* _Problem to work on_: Please transcribe the listing below in full and word for word, without its pictures.

* _Information given_:
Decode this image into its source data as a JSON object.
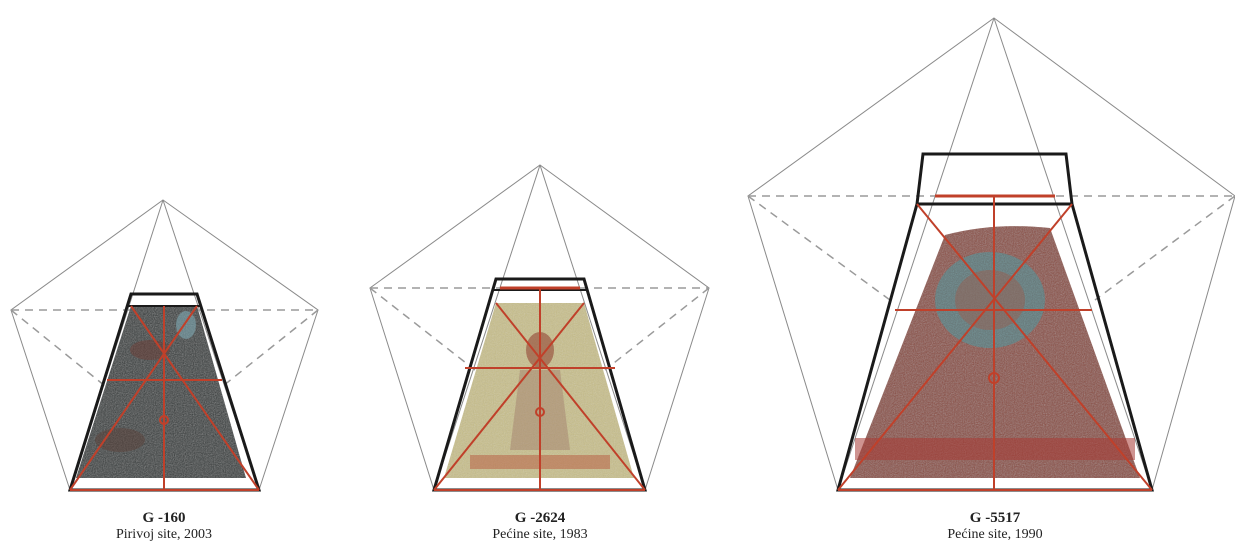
{
  "figures": [
    {
      "id": "G -160",
      "site": "Pirivoj site, 2003",
      "texture": {
        "base": "#2f3436",
        "tint": "#4a3a36",
        "accent": "#7a3b30"
      }
    },
    {
      "id": "G -2624",
      "site": "Pećine site, 1983",
      "texture": {
        "base": "#c9c08a",
        "tint": "#d8cf9a",
        "accent": "#8e3a2c"
      }
    },
    {
      "id": "G -5517",
      "site": "Pećine site, 1990",
      "texture": {
        "base": "#8a4a3e",
        "tint": "#9b5a4c",
        "accent": "#3fa3b0"
      }
    }
  ],
  "colors": {
    "construction_line": "#8a8a8a",
    "dashed_line": "#9a9a9a",
    "frame": "#1a1a1a",
    "axis": "#c0402a"
  }
}
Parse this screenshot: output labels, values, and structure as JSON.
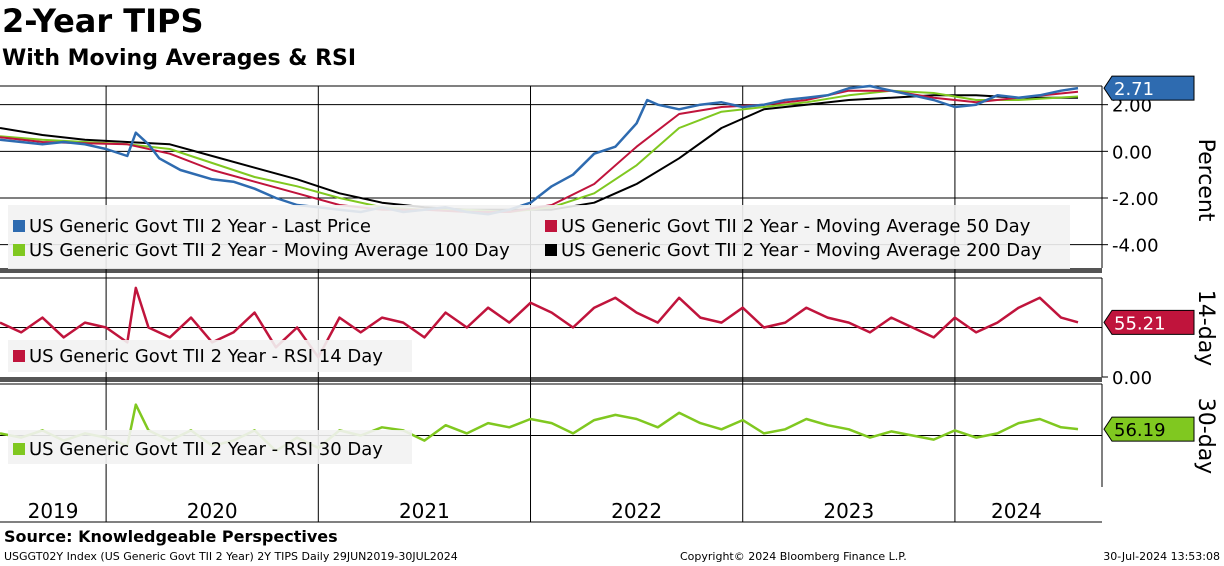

* _Correct answer_:
Decode this image into its source data as a JSON object.
{
  "figures": [
    {
      "id": "G -160",
      "site": "Pirivoj site, 2003",
      "texture": {
        "base": "#2f3436",
        "tint": "#4a3a36",
        "accent": "#7a3b30"
      }
    },
    {
      "id": "G -2624",
      "site": "Pećine site, 1983",
      "texture": {
        "base": "#c9c08a",
        "tint": "#d8cf9a",
        "accent": "#8e3a2c"
      }
    },
    {
      "id": "G -5517",
      "site": "Pećine site, 1990",
      "texture": {
        "base": "#8a4a3e",
        "tint": "#9b5a4c",
        "accent": "#3fa3b0"
      }
    }
  ],
  "colors": {
    "construction_line": "#8a8a8a",
    "dashed_line": "#9a9a9a",
    "frame": "#1a1a1a",
    "axis": "#c0402a"
  }
}
Parse this screenshot: output labels, values, and structure as JSON.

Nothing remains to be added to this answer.